▸ WHAT YOU ARE ASKED TO DO
Using the records provided below, locate and copy each line that contains the word "view".

Begin

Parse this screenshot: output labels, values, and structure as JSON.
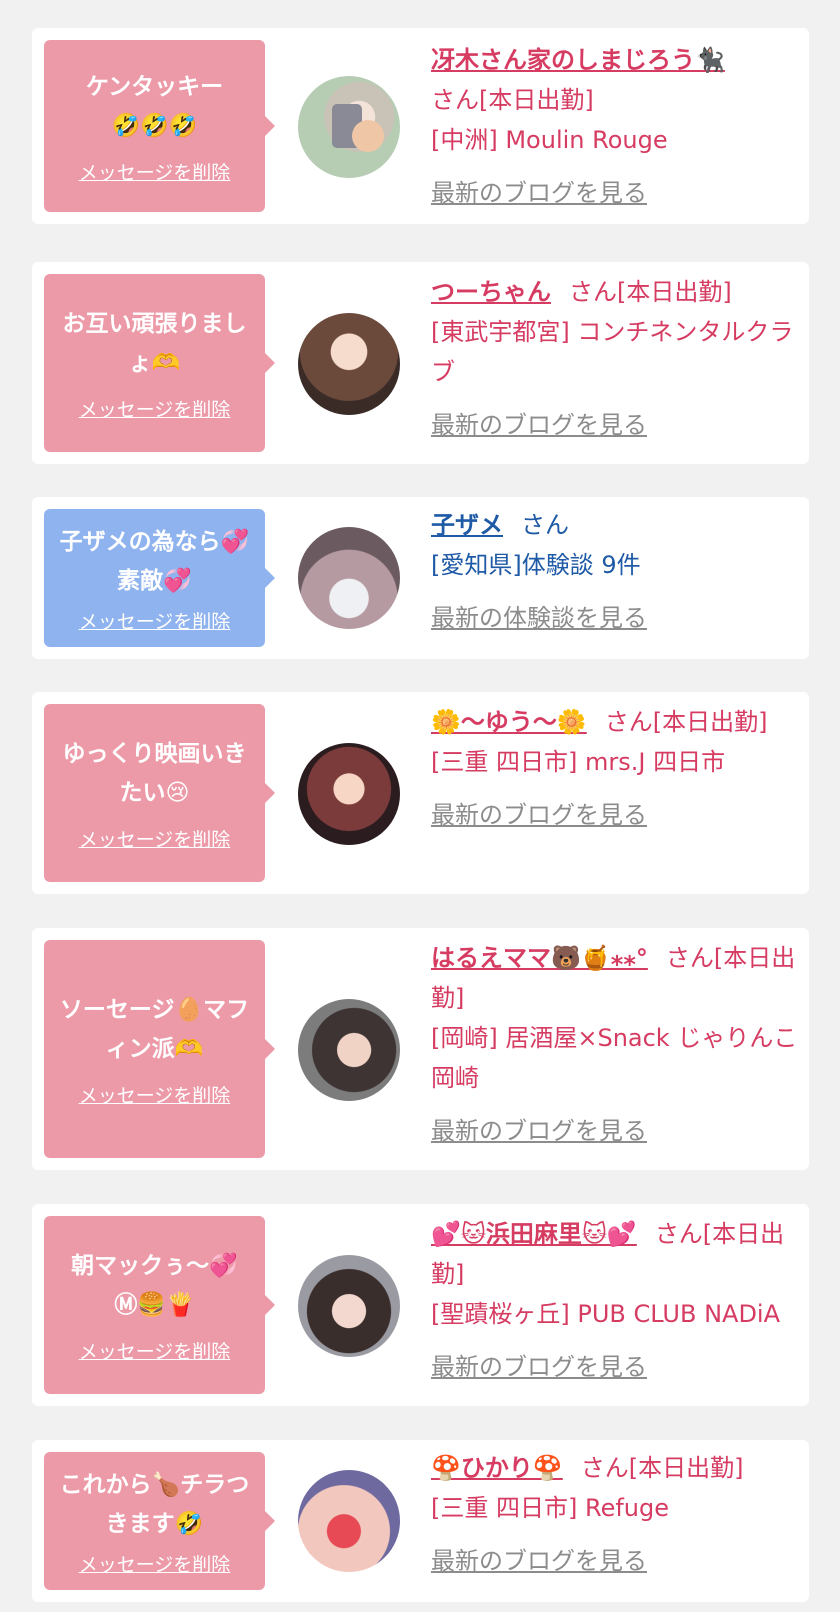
{
  "delete_label": "メッセージを削除",
  "san_label": "さん",
  "cards": [
    {
      "message": "ケンタッキー🤣🤣🤣",
      "name": "冴木さん家のしまじろう🐈‍⬛",
      "status": "さん[本日出勤]",
      "shop": "[中洲] Moulin Rouge",
      "link": "最新のブログを見る"
    },
    {
      "message": "お互い頑張りましょ🫶",
      "name": "つーちゃん",
      "status": "さん[本日出勤]",
      "shop": "[東武宇都宮] コンチネンタルクラブ",
      "link": "最新のブログを見る"
    },
    {
      "message": "子ザメの為なら💞素敵💞",
      "name": "子ザメ",
      "status": "さん",
      "shop": "[愛知県]体験談 9件",
      "link": "最新の体験談を見る"
    },
    {
      "message": "ゆっくり映画いきたい😢",
      "name": "🌼〜ゆう〜🌼",
      "status": "さん[本日出勤]",
      "shop": "[三重 四日市] mrs.J 四日市",
      "link": "最新のブログを見る"
    },
    {
      "message": "ソーセージ🥚マフィン派🫶",
      "name": "はるえママ🐻🍯⁎⁎°",
      "status": "さん[本日出勤]",
      "shop": "[岡崎] 居酒屋×Snack じゃりんこ岡崎",
      "link": "最新のブログを見る"
    },
    {
      "message": "朝マックぅ〜💞Ⓜ🍔🍟",
      "name": "💕🐱浜田麻里🐱💕",
      "status": "さん[本日出勤]",
      "shop": "[聖蹟桜ヶ丘] PUB CLUB NADiA",
      "link": "最新のブログを見る"
    },
    {
      "message": "これから🍗チラつきます🤣",
      "name": "🍄ひかり🍄",
      "status": "さん[本日出勤]",
      "shop": "[三重 四日市] Refuge",
      "link": "最新のブログを見る"
    }
  ]
}
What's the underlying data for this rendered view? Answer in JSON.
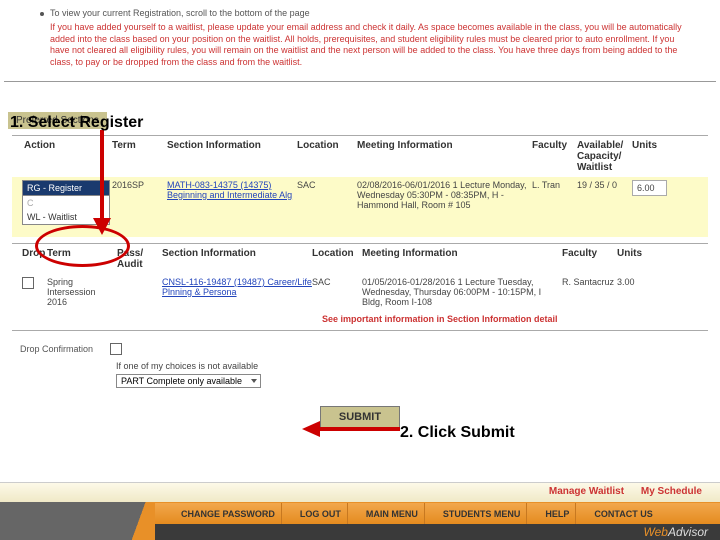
{
  "intro": {
    "bullet1": "To view your current Registration, scroll to the bottom of the page",
    "waitlist_notice": "If you have added yourself to a waitlist, please update your email address and check it daily. As space becomes available in the class, you will be automatically added into the class based on your position on the waitlist. All holds, prerequisites, and student eligibility rules must be cleared prior to auto enrollment. If you have not cleared all eligibility rules, you will remain on the waitlist and the next person will be added to the class. You have three days from being added to the class, to pay or be dropped from the class and from the waitlist."
  },
  "callouts": {
    "step1": "1. Select  Register",
    "step2": "2. Click Submit"
  },
  "preferred_sections_label": "Preferred Sections",
  "table1": {
    "headers": {
      "action": "Action",
      "term": "Term",
      "section": "Section Information",
      "location": "Location",
      "meeting": "Meeting Information",
      "faculty": "Faculty",
      "avail": "Available/ Capacity/ Waitlist",
      "units": "Units"
    },
    "row": {
      "selected_action": "RG - Register",
      "option_waitlist": "WL - Waitlist",
      "term": "2016SP",
      "section_line1": "MATH-083-14375 (14375)",
      "section_line2": "Beginning and Intermediate Alg",
      "location": "SAC",
      "meeting": "02/08/2016-06/01/2016 1 Lecture Monday, Wednesday 05:30PM - 08:35PM, H - Hammond Hall, Room # 105",
      "faculty": "L. Tran",
      "avail": "19 / 35 / 0",
      "units": "6.00"
    }
  },
  "table2": {
    "headers": {
      "drop": "Drop",
      "term": "Term",
      "pass": "Pass/ Audit",
      "section": "Section Information",
      "location": "Location",
      "meeting": "Meeting Information",
      "faculty": "Faculty",
      "units": "Units"
    },
    "row": {
      "term": "Spring Intersession 2016",
      "section": "CNSL-116-19487 (19487) Career/Life Plnning & Persona",
      "location": "SAC",
      "meeting": "01/05/2016-01/28/2016 1 Lecture Tuesday, Wednesday, Thursday 06:00PM - 10:15PM, I Bldg, Room I-108",
      "faculty": "R. Santacruz",
      "units": "3.00"
    },
    "important": "See important information in Section Information detail"
  },
  "drop_confirmation_label": "Drop Confirmation",
  "part_label": "If one of my choices is not available",
  "part_select_value": "PART Complete only available",
  "submit_label": "SUBMIT",
  "footer_links": {
    "manage": "Manage Waitlist",
    "schedule": "My Schedule"
  },
  "nav": {
    "change_pw": "CHANGE PASSWORD",
    "logout": "LOG OUT",
    "main": "MAIN MENU",
    "students": "STUDENTS MENU",
    "help": "HELP",
    "contact": "CONTACT US"
  },
  "logo": {
    "web": "Web",
    "advisor": "Advisor"
  }
}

End

▸ THE RESPONSE
What's the underlying data for this rendered view? Answer in JSON.
    "bullet1": "To view your current Registration, scroll to the bottom of the page",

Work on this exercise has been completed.